→ **GOAL OF THE EXERCISE**
Reproduce each of the lines below word for word, leaving nothing out and changing nothing.

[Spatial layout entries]
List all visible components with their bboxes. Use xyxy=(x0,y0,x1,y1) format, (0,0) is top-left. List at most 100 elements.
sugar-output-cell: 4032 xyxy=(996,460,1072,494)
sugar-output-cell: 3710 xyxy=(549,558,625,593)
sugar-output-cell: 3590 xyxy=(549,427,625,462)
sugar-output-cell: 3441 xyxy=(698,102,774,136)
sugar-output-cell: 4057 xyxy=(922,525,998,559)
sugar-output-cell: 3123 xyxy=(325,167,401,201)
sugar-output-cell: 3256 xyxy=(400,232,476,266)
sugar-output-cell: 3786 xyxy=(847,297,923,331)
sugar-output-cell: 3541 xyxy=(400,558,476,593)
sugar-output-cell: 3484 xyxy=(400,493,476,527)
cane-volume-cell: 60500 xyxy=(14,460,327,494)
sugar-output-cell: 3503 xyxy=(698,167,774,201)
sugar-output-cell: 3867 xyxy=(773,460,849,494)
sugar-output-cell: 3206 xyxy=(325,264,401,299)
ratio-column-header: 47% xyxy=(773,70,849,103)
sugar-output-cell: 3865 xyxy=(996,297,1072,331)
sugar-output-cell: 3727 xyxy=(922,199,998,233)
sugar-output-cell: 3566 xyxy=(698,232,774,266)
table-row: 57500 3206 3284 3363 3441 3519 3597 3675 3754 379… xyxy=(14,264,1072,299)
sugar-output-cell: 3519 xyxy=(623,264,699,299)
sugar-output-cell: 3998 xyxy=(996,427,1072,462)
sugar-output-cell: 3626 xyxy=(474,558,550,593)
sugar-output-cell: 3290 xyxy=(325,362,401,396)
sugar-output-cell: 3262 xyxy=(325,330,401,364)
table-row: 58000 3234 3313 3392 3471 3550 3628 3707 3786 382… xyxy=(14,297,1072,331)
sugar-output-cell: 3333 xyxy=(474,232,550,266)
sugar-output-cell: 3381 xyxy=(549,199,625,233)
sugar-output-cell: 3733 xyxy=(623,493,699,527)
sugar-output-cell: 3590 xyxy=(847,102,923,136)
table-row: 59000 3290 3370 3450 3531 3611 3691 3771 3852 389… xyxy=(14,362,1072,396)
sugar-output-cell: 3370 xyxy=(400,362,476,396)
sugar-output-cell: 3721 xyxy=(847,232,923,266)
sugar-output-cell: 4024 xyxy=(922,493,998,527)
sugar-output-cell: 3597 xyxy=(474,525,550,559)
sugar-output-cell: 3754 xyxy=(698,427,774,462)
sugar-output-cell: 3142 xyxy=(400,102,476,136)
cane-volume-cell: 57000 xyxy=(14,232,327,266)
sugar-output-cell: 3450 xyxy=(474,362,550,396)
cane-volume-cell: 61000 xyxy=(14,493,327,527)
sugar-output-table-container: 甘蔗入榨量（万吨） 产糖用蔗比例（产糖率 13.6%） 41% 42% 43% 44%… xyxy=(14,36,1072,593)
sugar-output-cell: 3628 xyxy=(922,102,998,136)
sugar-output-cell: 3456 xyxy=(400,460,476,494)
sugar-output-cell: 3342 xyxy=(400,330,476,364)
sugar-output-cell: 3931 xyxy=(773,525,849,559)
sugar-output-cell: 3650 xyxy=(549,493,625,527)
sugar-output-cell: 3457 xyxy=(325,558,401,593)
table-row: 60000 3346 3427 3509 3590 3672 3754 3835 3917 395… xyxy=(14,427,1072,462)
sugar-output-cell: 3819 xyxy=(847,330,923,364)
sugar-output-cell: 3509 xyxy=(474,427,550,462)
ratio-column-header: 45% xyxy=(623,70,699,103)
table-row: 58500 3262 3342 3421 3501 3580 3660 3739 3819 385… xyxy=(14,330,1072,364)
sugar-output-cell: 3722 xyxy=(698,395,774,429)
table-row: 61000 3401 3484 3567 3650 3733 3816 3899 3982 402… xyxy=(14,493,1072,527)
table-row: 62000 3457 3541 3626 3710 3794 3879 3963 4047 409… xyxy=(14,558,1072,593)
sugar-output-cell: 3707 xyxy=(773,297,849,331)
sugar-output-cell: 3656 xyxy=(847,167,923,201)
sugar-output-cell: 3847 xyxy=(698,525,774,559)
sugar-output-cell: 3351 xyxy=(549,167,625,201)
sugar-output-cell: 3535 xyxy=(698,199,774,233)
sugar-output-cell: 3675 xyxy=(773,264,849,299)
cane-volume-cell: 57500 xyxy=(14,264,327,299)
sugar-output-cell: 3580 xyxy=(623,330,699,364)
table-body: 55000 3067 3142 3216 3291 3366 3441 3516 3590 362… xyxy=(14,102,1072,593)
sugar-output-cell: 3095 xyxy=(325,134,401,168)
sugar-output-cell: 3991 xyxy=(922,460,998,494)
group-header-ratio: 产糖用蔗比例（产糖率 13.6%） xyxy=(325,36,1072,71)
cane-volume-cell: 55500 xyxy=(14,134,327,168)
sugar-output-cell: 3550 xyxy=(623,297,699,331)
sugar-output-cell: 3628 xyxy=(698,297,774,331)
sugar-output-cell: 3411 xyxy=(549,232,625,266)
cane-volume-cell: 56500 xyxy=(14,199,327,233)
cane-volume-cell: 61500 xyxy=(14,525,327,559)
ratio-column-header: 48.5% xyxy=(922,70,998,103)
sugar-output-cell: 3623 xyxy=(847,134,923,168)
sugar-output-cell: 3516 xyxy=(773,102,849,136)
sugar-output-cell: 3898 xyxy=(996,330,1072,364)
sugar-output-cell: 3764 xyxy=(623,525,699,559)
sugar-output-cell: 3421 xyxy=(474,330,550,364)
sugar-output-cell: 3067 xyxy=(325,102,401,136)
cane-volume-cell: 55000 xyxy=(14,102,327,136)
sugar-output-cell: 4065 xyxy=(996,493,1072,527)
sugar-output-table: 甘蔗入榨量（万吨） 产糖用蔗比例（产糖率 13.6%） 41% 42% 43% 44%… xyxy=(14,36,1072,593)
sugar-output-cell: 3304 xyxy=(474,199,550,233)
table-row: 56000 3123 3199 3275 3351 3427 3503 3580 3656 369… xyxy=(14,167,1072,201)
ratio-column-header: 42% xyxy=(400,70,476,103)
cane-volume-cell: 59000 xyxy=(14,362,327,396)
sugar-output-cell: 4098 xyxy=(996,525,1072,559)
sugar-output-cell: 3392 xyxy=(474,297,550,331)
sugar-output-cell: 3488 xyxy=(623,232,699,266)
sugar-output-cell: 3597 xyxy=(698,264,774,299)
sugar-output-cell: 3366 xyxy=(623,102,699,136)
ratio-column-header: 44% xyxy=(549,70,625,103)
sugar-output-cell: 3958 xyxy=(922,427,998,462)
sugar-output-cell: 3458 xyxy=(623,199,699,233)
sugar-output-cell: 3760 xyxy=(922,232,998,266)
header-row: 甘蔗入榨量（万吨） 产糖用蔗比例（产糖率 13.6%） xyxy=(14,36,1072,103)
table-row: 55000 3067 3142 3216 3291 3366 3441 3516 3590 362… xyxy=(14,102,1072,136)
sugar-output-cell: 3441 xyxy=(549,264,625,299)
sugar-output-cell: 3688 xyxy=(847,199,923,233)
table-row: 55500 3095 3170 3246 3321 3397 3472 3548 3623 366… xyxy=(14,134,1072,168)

→ **THE RESPONSE**
List all visible components with their bboxes. Use xyxy=(x0,y0,x1,y1) format, (0,0) is top-left. List at most 100 elements.
sugar-output-cell: 4032 xyxy=(996,460,1072,494)
sugar-output-cell: 3710 xyxy=(549,558,625,593)
sugar-output-cell: 3590 xyxy=(549,427,625,462)
sugar-output-cell: 3441 xyxy=(698,102,774,136)
sugar-output-cell: 4057 xyxy=(922,525,998,559)
sugar-output-cell: 3123 xyxy=(325,167,401,201)
sugar-output-cell: 3256 xyxy=(400,232,476,266)
sugar-output-cell: 3786 xyxy=(847,297,923,331)
sugar-output-cell: 3541 xyxy=(400,558,476,593)
sugar-output-cell: 3484 xyxy=(400,493,476,527)
cane-volume-cell: 60500 xyxy=(14,460,327,494)
sugar-output-cell: 3503 xyxy=(698,167,774,201)
sugar-output-cell: 3867 xyxy=(773,460,849,494)
sugar-output-cell: 3206 xyxy=(325,264,401,299)
ratio-column-header: 47% xyxy=(773,70,849,103)
sugar-output-cell: 3865 xyxy=(996,297,1072,331)
sugar-output-cell: 3727 xyxy=(922,199,998,233)
sugar-output-cell: 3566 xyxy=(698,232,774,266)
table-row: 57500 3206 3284 3363 3441 3519 3597 3675 3754 379… xyxy=(14,264,1072,299)
sugar-output-cell: 3519 xyxy=(623,264,699,299)
sugar-output-cell: 3998 xyxy=(996,427,1072,462)
sugar-output-cell: 3626 xyxy=(474,558,550,593)
sugar-output-cell: 3290 xyxy=(325,362,401,396)
sugar-output-cell: 3262 xyxy=(325,330,401,364)
table-row: 58000 3234 3313 3392 3471 3550 3628 3707 3786 382… xyxy=(14,297,1072,331)
sugar-output-cell: 3333 xyxy=(474,232,550,266)
sugar-output-cell: 3381 xyxy=(549,199,625,233)
sugar-output-cell: 3733 xyxy=(623,493,699,527)
sugar-output-cell: 3590 xyxy=(847,102,923,136)
table-row: 59000 3290 3370 3450 3531 3611 3691 3771 3852 389… xyxy=(14,362,1072,396)
sugar-output-cell: 3370 xyxy=(400,362,476,396)
sugar-output-cell: 3721 xyxy=(847,232,923,266)
sugar-output-cell: 4024 xyxy=(922,493,998,527)
sugar-output-cell: 3597 xyxy=(474,525,550,559)
sugar-output-cell: 3754 xyxy=(698,427,774,462)
sugar-output-cell: 3142 xyxy=(400,102,476,136)
cane-volume-cell: 57000 xyxy=(14,232,327,266)
sugar-output-cell: 3450 xyxy=(474,362,550,396)
cane-volume-cell: 61000 xyxy=(14,493,327,527)
sugar-output-table-container: 甘蔗入榨量（万吨） 产糖用蔗比例（产糖率 13.6%） 41% 42% 43% 44%… xyxy=(14,36,1072,593)
sugar-output-cell: 3628 xyxy=(922,102,998,136)
sugar-output-cell: 3456 xyxy=(400,460,476,494)
sugar-output-cell: 3342 xyxy=(400,330,476,364)
sugar-output-cell: 3931 xyxy=(773,525,849,559)
sugar-output-cell: 3650 xyxy=(549,493,625,527)
sugar-output-cell: 3457 xyxy=(325,558,401,593)
table-row: 60000 3346 3427 3509 3590 3672 3754 3835 3917 395… xyxy=(14,427,1072,462)
sugar-output-cell: 3819 xyxy=(847,330,923,364)
sugar-output-cell: 3509 xyxy=(474,427,550,462)
ratio-column-header: 45% xyxy=(623,70,699,103)
table-row: 58500 3262 3342 3421 3501 3580 3660 3739 3819 385… xyxy=(14,330,1072,364)
sugar-output-cell: 3722 xyxy=(698,395,774,429)
table-row: 61000 3401 3484 3567 3650 3733 3816 3899 3982 402… xyxy=(14,493,1072,527)
table-row: 62000 3457 3541 3626 3710 3794 3879 3963 4047 409… xyxy=(14,558,1072,593)
sugar-output-cell: 3707 xyxy=(773,297,849,331)
sugar-output-cell: 3656 xyxy=(847,167,923,201)
sugar-output-cell: 3847 xyxy=(698,525,774,559)
sugar-output-cell: 3351 xyxy=(549,167,625,201)
sugar-output-cell: 3535 xyxy=(698,199,774,233)
sugar-output-cell: 3675 xyxy=(773,264,849,299)
cane-volume-cell: 57500 xyxy=(14,264,327,299)
sugar-output-cell: 3580 xyxy=(623,330,699,364)
table-body: 55000 3067 3142 3216 3291 3366 3441 3516 3590 362… xyxy=(14,102,1072,593)
sugar-output-cell: 3095 xyxy=(325,134,401,168)
sugar-output-cell: 3991 xyxy=(922,460,998,494)
group-header-ratio: 产糖用蔗比例（产糖率 13.6%） xyxy=(325,36,1072,71)
cane-volume-cell: 55500 xyxy=(14,134,327,168)
sugar-output-cell: 3550 xyxy=(623,297,699,331)
sugar-output-cell: 3628 xyxy=(698,297,774,331)
sugar-output-cell: 3411 xyxy=(549,232,625,266)
cane-volume-cell: 56500 xyxy=(14,199,327,233)
cane-volume-cell: 61500 xyxy=(14,525,327,559)
ratio-column-header: 48.5% xyxy=(922,70,998,103)
sugar-output-cell: 3623 xyxy=(847,134,923,168)
sugar-output-cell: 3516 xyxy=(773,102,849,136)
sugar-output-cell: 3898 xyxy=(996,330,1072,364)
sugar-output-cell: 3764 xyxy=(623,525,699,559)
sugar-output-cell: 3421 xyxy=(474,330,550,364)
sugar-output-cell: 3067 xyxy=(325,102,401,136)
cane-volume-cell: 55000 xyxy=(14,102,327,136)
sugar-output-cell: 4065 xyxy=(996,493,1072,527)
sugar-output-table: 甘蔗入榨量（万吨） 产糖用蔗比例（产糖率 13.6%） 41% 42% 43% 44%… xyxy=(14,36,1072,593)
sugar-output-cell: 3304 xyxy=(474,199,550,233)
table-row: 56000 3123 3199 3275 3351 3427 3503 3580 3656 369… xyxy=(14,167,1072,201)
ratio-column-header: 42% xyxy=(400,70,476,103)
cane-volume-cell: 59000 xyxy=(14,362,327,396)
sugar-output-cell: 4098 xyxy=(996,525,1072,559)
sugar-output-cell: 3392 xyxy=(474,297,550,331)
sugar-output-cell: 3488 xyxy=(623,232,699,266)
sugar-output-cell: 3597 xyxy=(698,264,774,299)
sugar-output-cell: 3366 xyxy=(623,102,699,136)
ratio-column-header: 44% xyxy=(549,70,625,103)
sugar-output-cell: 3958 xyxy=(922,427,998,462)
sugar-output-cell: 3458 xyxy=(623,199,699,233)
sugar-output-cell: 3760 xyxy=(922,232,998,266)
header-row: 甘蔗入榨量（万吨） 产糖用蔗比例（产糖率 13.6%） xyxy=(14,36,1072,103)
table-row: 55000 3067 3142 3216 3291 3366 3441 3516 3590 362… xyxy=(14,102,1072,136)
sugar-output-cell: 3441 xyxy=(549,264,625,299)
sugar-output-cell: 3688 xyxy=(847,199,923,233)
table-row: 55500 3095 3170 3246 3321 3397 3472 3548 3623 366… xyxy=(14,134,1072,168)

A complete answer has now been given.